Task> Find the word "document" in the records below. List each line containing it.

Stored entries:
-- Start --
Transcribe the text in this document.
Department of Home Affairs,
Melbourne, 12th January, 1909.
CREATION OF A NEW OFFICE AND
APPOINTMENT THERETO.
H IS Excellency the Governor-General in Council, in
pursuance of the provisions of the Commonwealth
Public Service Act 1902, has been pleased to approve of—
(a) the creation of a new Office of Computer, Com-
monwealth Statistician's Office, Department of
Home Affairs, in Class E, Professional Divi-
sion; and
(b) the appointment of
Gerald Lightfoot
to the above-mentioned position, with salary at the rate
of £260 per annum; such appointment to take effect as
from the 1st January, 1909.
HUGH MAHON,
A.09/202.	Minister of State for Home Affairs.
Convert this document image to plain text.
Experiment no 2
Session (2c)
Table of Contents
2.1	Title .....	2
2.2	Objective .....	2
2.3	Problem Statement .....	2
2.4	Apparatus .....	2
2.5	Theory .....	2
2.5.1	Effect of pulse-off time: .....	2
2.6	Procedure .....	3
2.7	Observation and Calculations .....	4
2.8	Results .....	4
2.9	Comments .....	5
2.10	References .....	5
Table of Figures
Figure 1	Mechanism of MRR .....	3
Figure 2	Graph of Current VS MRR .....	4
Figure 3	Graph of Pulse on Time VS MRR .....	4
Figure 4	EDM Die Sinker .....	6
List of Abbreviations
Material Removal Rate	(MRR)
-- End --
Answer below>
Transcribe the text in this document.
Convert this document image to plain text.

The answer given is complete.